GIVEN TASK: Reproduce every line in the listing that contains the word "Pilihan".

Stored items from a collection:

-- Begin --

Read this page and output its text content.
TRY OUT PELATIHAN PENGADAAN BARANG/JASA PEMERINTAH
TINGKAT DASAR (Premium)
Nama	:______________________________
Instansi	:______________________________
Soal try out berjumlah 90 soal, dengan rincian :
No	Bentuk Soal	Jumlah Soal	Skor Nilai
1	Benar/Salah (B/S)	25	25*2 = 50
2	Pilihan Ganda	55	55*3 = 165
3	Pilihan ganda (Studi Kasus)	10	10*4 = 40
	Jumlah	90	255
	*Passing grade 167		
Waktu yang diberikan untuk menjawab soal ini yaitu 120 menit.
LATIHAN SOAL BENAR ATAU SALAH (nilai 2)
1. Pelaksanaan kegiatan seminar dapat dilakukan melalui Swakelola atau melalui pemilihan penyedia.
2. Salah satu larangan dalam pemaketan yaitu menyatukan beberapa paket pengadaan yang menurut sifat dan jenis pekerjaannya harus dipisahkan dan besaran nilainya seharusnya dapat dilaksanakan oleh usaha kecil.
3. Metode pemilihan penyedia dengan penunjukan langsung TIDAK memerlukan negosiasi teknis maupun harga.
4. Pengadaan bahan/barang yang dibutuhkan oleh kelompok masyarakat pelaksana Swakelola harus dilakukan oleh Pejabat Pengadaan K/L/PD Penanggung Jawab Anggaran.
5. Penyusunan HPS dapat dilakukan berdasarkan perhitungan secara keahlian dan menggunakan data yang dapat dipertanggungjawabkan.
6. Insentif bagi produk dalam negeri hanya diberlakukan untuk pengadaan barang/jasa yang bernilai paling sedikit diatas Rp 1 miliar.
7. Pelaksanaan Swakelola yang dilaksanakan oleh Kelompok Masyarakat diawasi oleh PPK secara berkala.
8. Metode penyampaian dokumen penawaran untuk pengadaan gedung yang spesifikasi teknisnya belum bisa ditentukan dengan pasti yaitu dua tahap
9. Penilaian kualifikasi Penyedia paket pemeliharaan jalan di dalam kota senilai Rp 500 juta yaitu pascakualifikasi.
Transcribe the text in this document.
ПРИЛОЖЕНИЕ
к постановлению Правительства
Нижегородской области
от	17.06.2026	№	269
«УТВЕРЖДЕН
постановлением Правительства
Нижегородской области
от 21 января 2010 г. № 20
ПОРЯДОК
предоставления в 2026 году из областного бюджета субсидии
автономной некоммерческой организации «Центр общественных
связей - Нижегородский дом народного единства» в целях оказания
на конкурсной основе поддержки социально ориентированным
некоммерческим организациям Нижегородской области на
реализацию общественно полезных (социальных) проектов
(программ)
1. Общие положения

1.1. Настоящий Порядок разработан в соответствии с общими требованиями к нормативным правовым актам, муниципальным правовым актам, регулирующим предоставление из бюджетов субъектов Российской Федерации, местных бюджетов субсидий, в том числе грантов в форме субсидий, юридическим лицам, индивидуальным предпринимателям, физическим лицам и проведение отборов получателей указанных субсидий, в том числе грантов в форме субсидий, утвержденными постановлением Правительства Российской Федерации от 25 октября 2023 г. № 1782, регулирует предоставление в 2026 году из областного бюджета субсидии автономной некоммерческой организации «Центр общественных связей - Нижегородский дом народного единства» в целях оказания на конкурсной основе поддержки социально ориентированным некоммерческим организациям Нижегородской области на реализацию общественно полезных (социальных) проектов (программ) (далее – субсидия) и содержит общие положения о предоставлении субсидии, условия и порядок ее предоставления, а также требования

-- End --

WORKED SOLUTION:
2	Pilihan Ganda	55	55*3 = 165
3	Pilihan ganda (Studi Kasus)	10	10*4 = 40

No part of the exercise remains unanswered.